EXERCISE:
Please copy the lines from the start through the line containing "751, 160, 766]", with that line included, and reproduce them unchanged.

RECORDS FOR PROCESSING:
————————

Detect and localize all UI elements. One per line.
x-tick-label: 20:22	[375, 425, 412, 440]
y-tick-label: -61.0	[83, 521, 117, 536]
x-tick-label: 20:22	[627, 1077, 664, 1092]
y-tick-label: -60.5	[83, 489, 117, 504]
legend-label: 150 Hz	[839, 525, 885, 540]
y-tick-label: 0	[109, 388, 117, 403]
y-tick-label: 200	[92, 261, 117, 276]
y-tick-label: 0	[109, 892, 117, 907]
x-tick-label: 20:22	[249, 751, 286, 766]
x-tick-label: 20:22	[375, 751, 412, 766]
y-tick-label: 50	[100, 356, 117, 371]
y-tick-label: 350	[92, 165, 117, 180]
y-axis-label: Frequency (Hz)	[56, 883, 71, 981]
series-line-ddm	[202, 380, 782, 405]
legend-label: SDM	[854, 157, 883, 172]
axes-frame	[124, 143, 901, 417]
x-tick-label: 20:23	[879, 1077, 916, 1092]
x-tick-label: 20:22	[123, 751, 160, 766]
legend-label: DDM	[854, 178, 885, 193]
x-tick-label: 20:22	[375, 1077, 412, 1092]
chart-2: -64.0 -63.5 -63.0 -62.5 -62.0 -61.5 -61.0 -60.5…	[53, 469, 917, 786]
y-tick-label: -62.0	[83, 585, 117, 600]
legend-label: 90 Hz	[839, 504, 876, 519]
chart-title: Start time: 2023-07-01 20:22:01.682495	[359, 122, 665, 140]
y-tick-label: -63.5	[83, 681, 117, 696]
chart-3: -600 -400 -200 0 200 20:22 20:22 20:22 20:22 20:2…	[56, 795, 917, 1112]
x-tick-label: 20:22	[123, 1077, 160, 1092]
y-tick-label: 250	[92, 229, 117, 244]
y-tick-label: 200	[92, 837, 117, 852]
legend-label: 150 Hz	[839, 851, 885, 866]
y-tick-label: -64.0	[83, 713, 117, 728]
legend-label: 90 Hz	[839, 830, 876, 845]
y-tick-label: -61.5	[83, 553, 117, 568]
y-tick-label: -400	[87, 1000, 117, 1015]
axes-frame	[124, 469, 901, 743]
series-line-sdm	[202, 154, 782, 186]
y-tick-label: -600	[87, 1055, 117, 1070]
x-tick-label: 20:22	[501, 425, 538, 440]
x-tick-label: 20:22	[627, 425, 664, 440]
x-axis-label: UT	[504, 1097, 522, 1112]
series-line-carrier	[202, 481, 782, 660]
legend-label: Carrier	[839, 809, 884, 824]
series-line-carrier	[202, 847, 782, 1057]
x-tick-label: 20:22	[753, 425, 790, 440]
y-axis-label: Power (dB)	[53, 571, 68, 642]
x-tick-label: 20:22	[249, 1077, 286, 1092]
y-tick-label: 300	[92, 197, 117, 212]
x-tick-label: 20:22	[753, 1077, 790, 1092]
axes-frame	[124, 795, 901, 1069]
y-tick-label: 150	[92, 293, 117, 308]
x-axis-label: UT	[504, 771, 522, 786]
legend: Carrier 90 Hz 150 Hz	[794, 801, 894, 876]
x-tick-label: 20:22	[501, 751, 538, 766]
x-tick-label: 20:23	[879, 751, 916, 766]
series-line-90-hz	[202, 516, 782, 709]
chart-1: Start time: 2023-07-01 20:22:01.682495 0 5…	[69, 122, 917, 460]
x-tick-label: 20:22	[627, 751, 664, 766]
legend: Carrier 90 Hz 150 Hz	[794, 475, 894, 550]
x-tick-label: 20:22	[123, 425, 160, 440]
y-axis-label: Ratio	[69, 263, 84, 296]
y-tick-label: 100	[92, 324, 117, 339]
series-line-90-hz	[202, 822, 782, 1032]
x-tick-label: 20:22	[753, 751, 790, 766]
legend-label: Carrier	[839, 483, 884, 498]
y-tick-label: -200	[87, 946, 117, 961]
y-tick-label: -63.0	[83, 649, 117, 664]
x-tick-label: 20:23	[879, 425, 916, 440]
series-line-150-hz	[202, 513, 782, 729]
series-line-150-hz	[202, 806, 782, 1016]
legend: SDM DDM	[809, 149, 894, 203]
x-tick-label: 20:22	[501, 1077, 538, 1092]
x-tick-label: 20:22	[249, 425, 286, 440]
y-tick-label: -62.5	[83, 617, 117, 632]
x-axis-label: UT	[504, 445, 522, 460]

————————

RESULT OF THIS TASK:
Detect and localize all UI elements. One per line.
x-tick-label: 20:22	[375, 425, 412, 440]
y-tick-label: -61.0	[83, 521, 117, 536]
x-tick-label: 20:22	[627, 1077, 664, 1092]
y-tick-label: -60.5	[83, 489, 117, 504]
legend-label: 150 Hz	[839, 525, 885, 540]
y-tick-label: 0	[109, 388, 117, 403]
y-tick-label: 200	[92, 261, 117, 276]
y-tick-label: 0	[109, 892, 117, 907]
x-tick-label: 20:22	[249, 751, 286, 766]
x-tick-label: 20:22	[375, 751, 412, 766]
y-tick-label: 50	[100, 356, 117, 371]
y-tick-label: 350	[92, 165, 117, 180]
y-axis-label: Frequency (Hz)	[56, 883, 71, 981]
series-line-ddm	[202, 380, 782, 405]
legend-label: SDM	[854, 157, 883, 172]
axes-frame	[124, 143, 901, 417]
x-tick-label: 20:23	[879, 1077, 916, 1092]
x-tick-label: 20:22	[123, 751, 160, 766]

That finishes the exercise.